_Record list:_
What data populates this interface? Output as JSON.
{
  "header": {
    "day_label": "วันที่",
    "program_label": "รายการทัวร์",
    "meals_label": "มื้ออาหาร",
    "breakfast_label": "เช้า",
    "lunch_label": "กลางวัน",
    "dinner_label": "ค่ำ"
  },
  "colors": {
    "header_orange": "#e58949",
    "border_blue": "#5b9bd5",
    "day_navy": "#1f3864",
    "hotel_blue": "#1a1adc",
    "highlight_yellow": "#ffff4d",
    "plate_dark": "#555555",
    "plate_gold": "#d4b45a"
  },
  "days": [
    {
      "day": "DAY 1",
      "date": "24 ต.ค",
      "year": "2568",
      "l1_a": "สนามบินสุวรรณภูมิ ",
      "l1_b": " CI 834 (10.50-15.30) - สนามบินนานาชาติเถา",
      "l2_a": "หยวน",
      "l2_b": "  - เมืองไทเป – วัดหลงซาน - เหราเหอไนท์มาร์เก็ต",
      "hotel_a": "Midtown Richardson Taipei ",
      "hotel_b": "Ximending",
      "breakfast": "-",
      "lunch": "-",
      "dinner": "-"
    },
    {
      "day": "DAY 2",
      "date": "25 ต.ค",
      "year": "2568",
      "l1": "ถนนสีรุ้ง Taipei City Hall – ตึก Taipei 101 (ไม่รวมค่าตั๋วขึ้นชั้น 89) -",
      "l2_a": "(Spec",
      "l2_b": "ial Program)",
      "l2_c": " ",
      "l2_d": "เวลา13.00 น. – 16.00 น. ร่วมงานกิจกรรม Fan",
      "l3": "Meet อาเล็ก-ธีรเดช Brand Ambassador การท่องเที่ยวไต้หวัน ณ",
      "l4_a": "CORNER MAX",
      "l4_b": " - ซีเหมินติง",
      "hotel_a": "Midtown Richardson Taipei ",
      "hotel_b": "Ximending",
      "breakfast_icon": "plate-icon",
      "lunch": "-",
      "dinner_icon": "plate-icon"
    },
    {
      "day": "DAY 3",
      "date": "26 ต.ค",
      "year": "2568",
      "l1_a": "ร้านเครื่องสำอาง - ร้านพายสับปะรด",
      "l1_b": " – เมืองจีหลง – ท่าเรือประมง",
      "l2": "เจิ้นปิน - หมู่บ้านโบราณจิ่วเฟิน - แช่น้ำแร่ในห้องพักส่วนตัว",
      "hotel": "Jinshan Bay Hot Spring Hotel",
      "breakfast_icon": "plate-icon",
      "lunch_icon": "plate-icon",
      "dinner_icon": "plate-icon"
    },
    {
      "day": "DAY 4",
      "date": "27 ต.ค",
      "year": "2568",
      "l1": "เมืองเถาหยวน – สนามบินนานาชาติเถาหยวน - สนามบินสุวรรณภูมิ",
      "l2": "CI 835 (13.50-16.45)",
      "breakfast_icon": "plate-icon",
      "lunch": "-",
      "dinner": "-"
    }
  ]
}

...

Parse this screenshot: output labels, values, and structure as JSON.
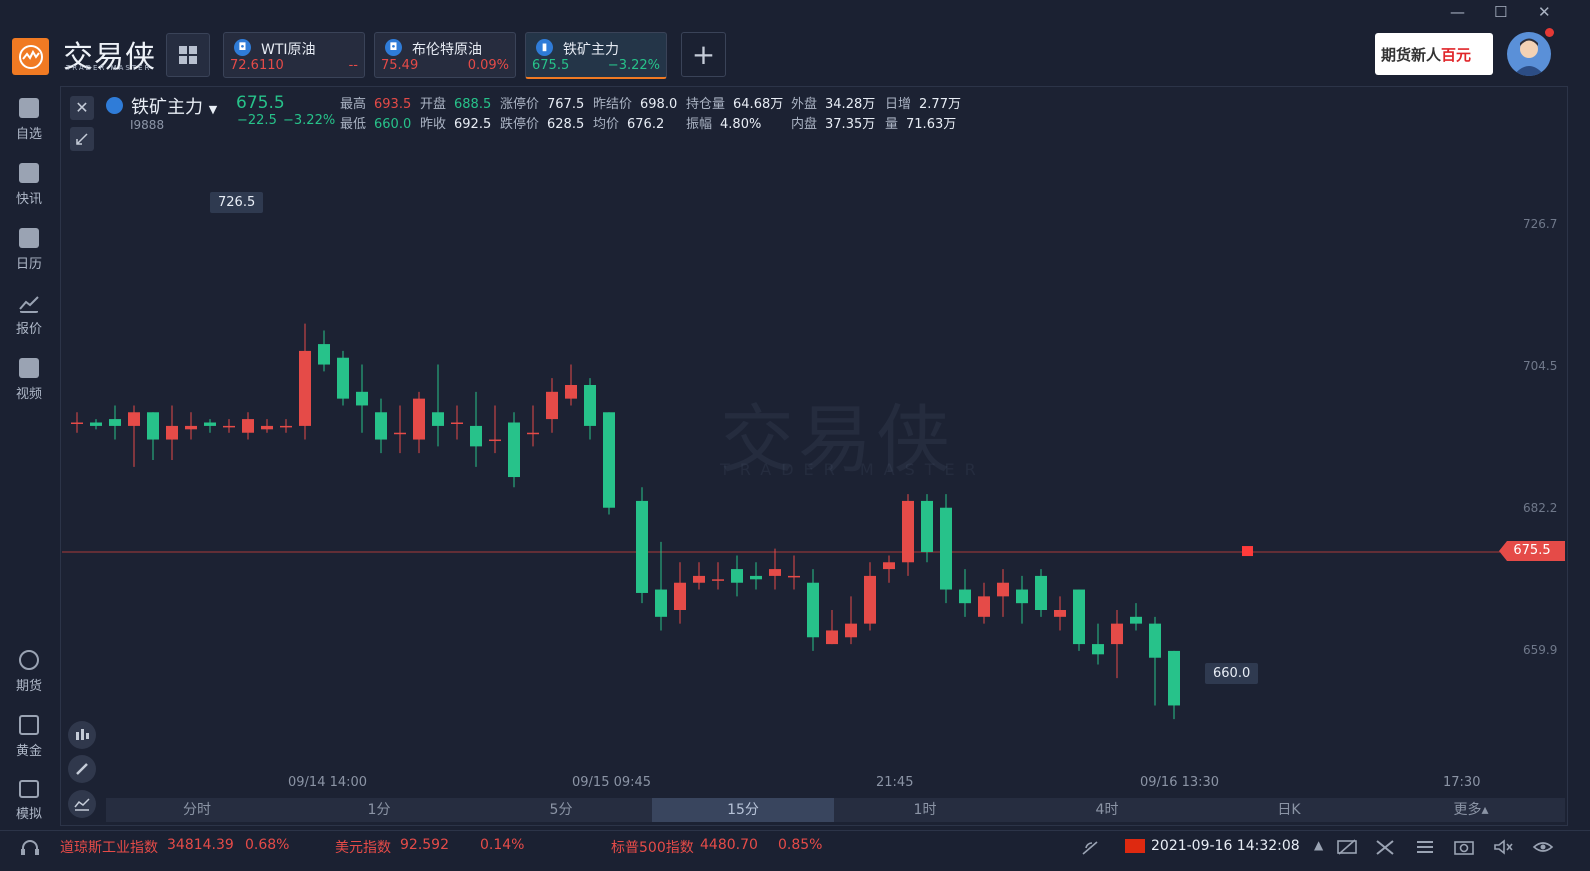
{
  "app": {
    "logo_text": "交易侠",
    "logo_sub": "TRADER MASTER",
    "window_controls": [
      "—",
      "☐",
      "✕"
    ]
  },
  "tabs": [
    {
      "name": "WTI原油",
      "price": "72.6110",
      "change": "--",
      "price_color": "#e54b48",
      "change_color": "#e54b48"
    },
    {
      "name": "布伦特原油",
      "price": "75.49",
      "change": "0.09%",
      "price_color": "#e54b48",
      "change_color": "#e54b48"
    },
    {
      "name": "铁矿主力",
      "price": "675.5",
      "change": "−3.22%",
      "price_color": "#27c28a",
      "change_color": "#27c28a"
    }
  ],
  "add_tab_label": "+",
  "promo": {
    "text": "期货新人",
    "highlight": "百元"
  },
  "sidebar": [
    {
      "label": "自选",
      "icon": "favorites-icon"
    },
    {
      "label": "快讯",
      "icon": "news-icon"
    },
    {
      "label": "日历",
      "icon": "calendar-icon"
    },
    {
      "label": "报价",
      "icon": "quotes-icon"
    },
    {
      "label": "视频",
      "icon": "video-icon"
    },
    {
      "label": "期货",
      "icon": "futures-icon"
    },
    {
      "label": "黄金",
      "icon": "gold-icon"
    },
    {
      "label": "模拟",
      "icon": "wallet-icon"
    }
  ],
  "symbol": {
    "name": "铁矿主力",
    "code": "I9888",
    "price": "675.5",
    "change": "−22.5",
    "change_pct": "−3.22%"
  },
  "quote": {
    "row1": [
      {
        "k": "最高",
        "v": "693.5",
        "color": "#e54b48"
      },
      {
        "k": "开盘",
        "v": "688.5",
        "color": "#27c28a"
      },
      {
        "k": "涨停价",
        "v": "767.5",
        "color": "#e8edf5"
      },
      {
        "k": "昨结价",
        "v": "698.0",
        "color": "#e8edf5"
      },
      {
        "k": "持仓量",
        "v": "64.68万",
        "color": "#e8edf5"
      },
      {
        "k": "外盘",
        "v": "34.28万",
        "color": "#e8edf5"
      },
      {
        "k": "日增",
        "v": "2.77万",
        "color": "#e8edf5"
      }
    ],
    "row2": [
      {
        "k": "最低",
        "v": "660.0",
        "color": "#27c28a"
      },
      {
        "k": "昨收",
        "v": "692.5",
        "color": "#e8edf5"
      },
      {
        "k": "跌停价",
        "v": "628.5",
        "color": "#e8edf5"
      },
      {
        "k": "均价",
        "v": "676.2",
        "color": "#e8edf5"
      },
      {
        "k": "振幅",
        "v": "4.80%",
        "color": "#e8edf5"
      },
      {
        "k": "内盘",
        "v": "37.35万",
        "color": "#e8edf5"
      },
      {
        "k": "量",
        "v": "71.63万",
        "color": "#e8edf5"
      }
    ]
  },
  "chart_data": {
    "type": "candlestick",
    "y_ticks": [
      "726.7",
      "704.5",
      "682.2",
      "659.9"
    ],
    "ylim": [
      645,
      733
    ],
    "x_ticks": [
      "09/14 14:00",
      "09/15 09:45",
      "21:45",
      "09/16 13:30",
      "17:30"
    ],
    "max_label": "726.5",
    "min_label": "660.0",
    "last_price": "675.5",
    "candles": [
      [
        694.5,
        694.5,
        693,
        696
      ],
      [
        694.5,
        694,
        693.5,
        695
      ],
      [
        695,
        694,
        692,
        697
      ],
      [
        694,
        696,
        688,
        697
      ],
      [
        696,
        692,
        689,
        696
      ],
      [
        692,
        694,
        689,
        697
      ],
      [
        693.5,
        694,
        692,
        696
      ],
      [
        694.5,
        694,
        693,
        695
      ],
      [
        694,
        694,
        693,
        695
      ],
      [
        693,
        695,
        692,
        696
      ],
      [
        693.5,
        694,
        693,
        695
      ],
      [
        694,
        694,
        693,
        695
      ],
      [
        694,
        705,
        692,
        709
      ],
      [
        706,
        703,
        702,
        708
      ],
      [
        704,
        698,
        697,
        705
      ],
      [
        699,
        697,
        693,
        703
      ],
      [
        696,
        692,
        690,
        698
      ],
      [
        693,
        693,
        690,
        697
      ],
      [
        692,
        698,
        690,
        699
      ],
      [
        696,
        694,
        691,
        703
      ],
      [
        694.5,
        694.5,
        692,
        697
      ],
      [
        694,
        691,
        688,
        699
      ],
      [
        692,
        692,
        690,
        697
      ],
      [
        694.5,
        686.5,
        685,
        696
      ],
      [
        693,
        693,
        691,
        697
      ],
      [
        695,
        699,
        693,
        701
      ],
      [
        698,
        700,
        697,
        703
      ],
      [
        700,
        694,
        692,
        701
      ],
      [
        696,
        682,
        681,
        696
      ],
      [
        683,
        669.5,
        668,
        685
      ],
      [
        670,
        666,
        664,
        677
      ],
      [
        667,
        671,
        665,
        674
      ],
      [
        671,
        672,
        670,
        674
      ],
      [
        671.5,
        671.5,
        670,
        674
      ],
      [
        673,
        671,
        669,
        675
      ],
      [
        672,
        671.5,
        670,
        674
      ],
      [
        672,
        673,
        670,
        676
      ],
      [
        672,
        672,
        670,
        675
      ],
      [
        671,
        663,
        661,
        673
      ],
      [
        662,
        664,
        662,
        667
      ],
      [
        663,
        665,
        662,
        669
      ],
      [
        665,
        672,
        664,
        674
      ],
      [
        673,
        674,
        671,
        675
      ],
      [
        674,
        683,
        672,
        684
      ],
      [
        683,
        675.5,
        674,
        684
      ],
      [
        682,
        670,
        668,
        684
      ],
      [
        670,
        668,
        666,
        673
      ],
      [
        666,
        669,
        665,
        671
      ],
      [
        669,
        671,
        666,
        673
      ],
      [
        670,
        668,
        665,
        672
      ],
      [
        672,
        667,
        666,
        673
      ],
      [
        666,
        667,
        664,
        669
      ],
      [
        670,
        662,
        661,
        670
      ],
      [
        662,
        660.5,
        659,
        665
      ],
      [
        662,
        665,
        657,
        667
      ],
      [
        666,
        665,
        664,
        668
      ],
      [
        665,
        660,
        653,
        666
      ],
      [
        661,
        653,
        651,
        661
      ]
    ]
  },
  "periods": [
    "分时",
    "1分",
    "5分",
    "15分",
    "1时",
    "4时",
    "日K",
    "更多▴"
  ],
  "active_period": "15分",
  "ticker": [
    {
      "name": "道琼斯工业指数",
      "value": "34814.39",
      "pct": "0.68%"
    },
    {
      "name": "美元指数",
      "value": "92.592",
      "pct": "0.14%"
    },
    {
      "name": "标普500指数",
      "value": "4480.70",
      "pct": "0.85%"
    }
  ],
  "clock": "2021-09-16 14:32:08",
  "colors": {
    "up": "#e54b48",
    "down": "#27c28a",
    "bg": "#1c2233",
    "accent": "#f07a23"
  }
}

* * *

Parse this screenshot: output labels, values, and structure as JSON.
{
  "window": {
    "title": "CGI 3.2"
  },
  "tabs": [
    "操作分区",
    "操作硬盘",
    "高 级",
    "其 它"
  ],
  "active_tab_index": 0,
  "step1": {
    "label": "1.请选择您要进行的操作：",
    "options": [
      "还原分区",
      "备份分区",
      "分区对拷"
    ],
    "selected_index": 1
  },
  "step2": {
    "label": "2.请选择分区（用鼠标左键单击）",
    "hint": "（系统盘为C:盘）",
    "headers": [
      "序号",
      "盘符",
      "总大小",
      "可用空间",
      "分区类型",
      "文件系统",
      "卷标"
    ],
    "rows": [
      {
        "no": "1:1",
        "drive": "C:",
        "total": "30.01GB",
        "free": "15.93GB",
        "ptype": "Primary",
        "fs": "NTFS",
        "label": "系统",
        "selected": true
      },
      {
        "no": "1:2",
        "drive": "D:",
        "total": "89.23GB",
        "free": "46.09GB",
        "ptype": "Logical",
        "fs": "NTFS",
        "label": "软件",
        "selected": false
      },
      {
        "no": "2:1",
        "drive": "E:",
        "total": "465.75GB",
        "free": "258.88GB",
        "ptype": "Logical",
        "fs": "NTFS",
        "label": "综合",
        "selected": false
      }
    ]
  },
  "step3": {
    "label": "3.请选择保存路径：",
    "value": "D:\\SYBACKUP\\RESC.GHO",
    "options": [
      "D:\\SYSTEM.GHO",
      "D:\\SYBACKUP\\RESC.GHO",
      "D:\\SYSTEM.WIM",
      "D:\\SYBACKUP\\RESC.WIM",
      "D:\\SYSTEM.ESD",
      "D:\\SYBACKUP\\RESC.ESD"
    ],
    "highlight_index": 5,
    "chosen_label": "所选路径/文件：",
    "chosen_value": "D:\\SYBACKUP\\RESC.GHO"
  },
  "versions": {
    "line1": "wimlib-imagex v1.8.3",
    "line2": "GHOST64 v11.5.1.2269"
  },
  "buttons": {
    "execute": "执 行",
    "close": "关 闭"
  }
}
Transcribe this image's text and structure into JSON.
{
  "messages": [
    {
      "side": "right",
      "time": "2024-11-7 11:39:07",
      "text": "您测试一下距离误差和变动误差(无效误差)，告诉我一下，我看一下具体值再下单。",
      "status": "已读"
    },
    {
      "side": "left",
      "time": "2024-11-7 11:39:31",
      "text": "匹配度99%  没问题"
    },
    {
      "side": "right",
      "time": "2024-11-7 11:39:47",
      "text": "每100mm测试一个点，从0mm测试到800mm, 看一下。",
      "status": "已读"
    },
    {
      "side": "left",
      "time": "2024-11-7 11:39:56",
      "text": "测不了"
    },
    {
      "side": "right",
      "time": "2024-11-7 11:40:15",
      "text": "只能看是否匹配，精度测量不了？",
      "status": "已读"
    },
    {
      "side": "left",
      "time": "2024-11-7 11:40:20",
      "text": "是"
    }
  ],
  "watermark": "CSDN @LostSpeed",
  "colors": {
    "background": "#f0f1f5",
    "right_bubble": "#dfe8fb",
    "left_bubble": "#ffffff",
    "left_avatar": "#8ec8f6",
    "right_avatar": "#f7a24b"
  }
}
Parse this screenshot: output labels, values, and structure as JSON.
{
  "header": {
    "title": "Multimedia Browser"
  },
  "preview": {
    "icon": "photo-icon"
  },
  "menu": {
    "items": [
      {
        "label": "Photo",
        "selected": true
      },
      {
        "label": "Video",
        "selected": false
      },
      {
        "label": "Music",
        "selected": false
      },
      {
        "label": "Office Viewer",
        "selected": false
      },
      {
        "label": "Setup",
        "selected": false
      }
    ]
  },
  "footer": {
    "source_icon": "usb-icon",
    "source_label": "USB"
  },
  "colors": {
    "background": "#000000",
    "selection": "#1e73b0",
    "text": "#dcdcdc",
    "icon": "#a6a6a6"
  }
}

_Goal:_ Where a line of the data holds "สนามบ", show that line.

_Reply:_
      "l1_a": "สนามบินสุวรรณภูมิ ",
      "l1_b": " CI 834 (10.50-15.30) - สนามบินนานาชาติเถา",
      "l1": "เมืองเถาหยวน – สนามบินนานาชาติเถาหยวน - สนามบินสุวรรณภูมิ",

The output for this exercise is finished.